*Stated problem*: Return every line of the records below verbatim, with no pictures in the copy.
---------- Material provided ----------
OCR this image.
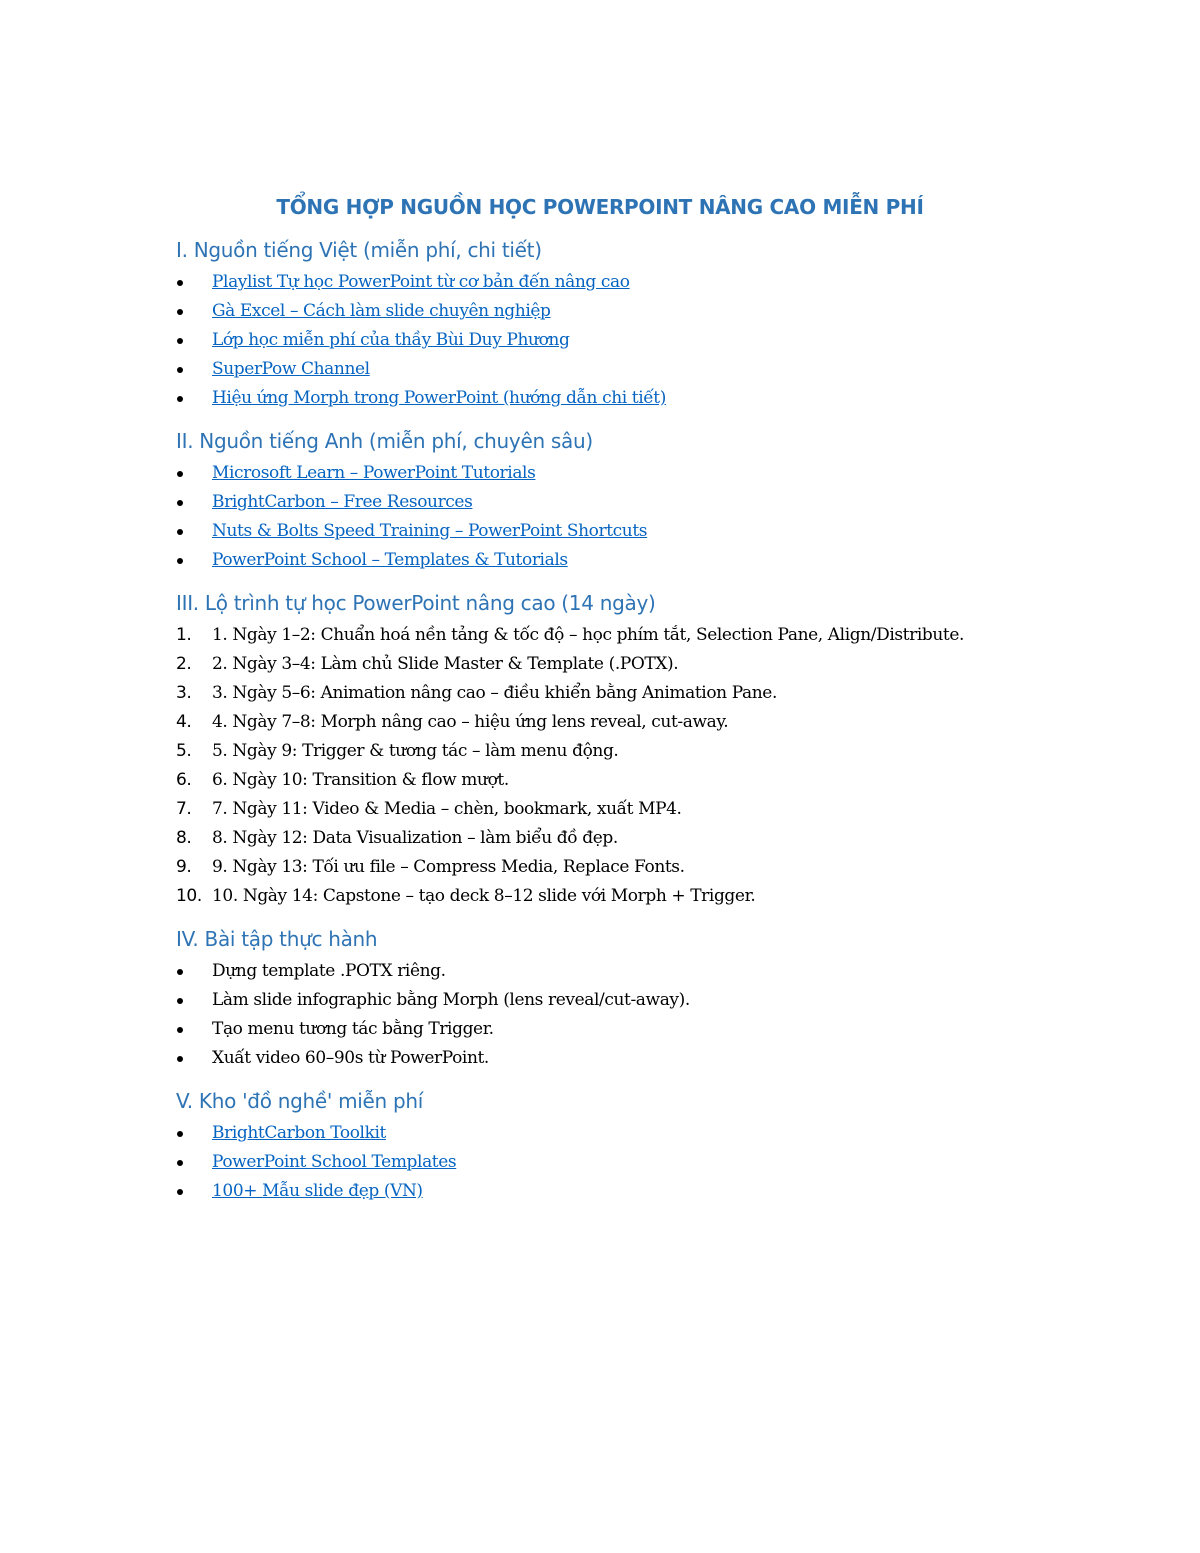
TỔNG HỢP NGUỒN HỌC POWERPOINT NÂNG CAO MIỄN PHÍ
I. Nguồn tiếng Việt (miễn phí, chi tiết)
Playlist Tự học PowerPoint từ cơ bản đến nâng cao
Gà Excel – Cách làm slide chuyên nghiệp
Lớp học miễn phí của thầy Bùi Duy Phương
SuperPow Channel
Hiệu ứng Morph trong PowerPoint (hướng dẫn chi tiết)
II. Nguồn tiếng Anh (miễn phí, chuyên sâu)
Microsoft Learn – PowerPoint Tutorials
BrightCarbon – Free Resources
Nuts & Bolts Speed Training – PowerPoint Shortcuts
PowerPoint School – Templates & Tutorials
III. Lộ trình tự học PowerPoint nâng cao (14 ngày)
1. 1. Ngày 1–2: Chuẩn hoá nền tảng & tốc độ – học phím tắt, Selection Pane, Align/Distribute.
2. 2. Ngày 3–4: Làm chủ Slide Master & Template (.POTX).
3. 3. Ngày 5–6: Animation nâng cao – điều khiển bằng Animation Pane.
4. 4. Ngày 7–8: Morph nâng cao – hiệu ứng lens reveal, cut-away.
5. 5. Ngày 9: Trigger & tương tác – làm menu động.
6. 6. Ngày 10: Transition & flow mượt.
7. 7. Ngày 11: Video & Media – chèn, bookmark, xuất MP4.
8. 8. Ngày 12: Data Visualization – làm biểu đồ đẹp.
9. 9. Ngày 13: Tối ưu file – Compress Media, Replace Fonts.
10. 10. Ngày 14: Capstone – tạo deck 8–12 slide với Morph + Trigger.
IV. Bài tập thực hành
Dựng template .POTX riêng.
Làm slide infographic bằng Morph (lens reveal/cut-away).
Tạo menu tương tác bằng Trigger.
Xuất video 60–90s từ PowerPoint.
V. Kho 'đồ nghề' miễn phí
BrightCarbon Toolkit
PowerPoint School Templates
100+ Mẫu slide đẹp (VN)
----------
*Result for this task*:
OCR this image.
TỔNG HỢP NGUỒN HỌC POWERPOINT NÂNG CAO MIỄN PHÍ
I. Nguồn tiếng Việt (miễn phí, chi tiết)
Playlist Tự học PowerPoint từ cơ bản đến nâng cao
Gà Excel – Cách làm slide chuyên nghiệp
Lớp học miễn phí của thầy Bùi Duy Phương
SuperPow Channel
Hiệu ứng Morph trong PowerPoint (hướng dẫn chi tiết)
II. Nguồn tiếng Anh (miễn phí, chuyên sâu)
Microsoft Learn – PowerPoint Tutorials
BrightCarbon – Free Resources
Nuts & Bolts Speed Training – PowerPoint Shortcuts
PowerPoint School – Templates & Tutorials
III. Lộ trình tự học PowerPoint nâng cao (14 ngày)
1. 1. Ngày 1–2: Chuẩn hoá nền tảng & tốc độ – học phím tắt, Selection Pane, Align/Distribute.
2. 2. Ngày 3–4: Làm chủ Slide Master & Template (.POTX).
3. 3. Ngày 5–6: Animation nâng cao – điều khiển bằng Animation Pane.
4. 4. Ngày 7–8: Morph nâng cao – hiệu ứng lens reveal, cut-away.
5. 5. Ngày 9: Trigger & tương tác – làm menu động.
6. 6. Ngày 10: Transition & flow mượt.
7. 7. Ngày 11: Video & Media – chèn, bookmark, xuất MP4.
8. 8. Ngày 12: Data Visualization – làm biểu đồ đẹp.
9. 9. Ngày 13: Tối ưu file – Compress Media, Replace Fonts.
10. 10. Ngày 14: Capstone – tạo deck 8–12 slide với Morph + Trigger.
IV. Bài tập thực hành
Dựng template .POTX riêng.
Làm slide infographic bằng Morph (lens reveal/cut-away).
Tạo menu tương tác bằng Trigger.
Xuất video 60–90s từ PowerPoint.
V. Kho 'đồ nghề' miễn phí
BrightCarbon Toolkit
PowerPoint School Templates
100+ Mẫu slide đẹp (VN)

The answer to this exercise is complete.